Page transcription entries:

########

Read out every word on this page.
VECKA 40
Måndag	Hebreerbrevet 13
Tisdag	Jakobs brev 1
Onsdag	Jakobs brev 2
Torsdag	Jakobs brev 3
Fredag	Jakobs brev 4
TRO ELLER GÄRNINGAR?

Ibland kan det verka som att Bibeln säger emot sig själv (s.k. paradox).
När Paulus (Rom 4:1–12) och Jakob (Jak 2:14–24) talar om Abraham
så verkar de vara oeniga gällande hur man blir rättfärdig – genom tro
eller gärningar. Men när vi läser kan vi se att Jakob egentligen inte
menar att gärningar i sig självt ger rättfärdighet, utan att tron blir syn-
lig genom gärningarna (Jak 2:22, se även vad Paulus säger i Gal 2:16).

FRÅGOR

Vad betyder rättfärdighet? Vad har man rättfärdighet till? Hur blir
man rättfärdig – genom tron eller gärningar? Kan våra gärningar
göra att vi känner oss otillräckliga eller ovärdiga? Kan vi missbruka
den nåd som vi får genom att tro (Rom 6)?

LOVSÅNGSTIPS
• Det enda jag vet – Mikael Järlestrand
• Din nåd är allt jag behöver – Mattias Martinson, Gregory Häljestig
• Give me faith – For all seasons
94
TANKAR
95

########

All the entries should be written out again precisely.

Read out every word on this page.
VECKA 40
Måndag	Hebreerbrevet 13
Tisdag	Jakobs brev 1
Onsdag	Jakobs brev 2
Torsdag	Jakobs brev 3
Fredag	Jakobs brev 4
TRO ELLER GÄRNINGAR?

Ibland kan det verka som att Bibeln säger emot sig själv (s.k. paradox).
När Paulus (Rom 4:1–12) och Jakob (Jak 2:14–24) talar om Abraham
så verkar de vara oeniga gällande hur man blir rättfärdig – genom tro
eller gärningar. Men när vi läser kan vi se att Jakob egentligen inte
menar att gärningar i sig självt ger rättfärdighet, utan att tron blir syn-
lig genom gärningarna (Jak 2:22, se även vad Paulus säger i Gal 2:16).

FRÅGOR

Vad betyder rättfärdighet? Vad har man rättfärdighet till? Hur blir
man rättfärdig – genom tron eller gärningar? Kan våra gärningar
göra att vi känner oss otillräckliga eller ovärdiga? Kan vi missbruka
den nåd som vi får genom att tro (Rom 6)?

LOVSÅNGSTIPS
• Det enda jag vet – Mikael Järlestrand
• Din nåd är allt jag behöver – Mattias Martinson, Gregory Häljestig
• Give me faith – For all seasons
94
TANKAR
95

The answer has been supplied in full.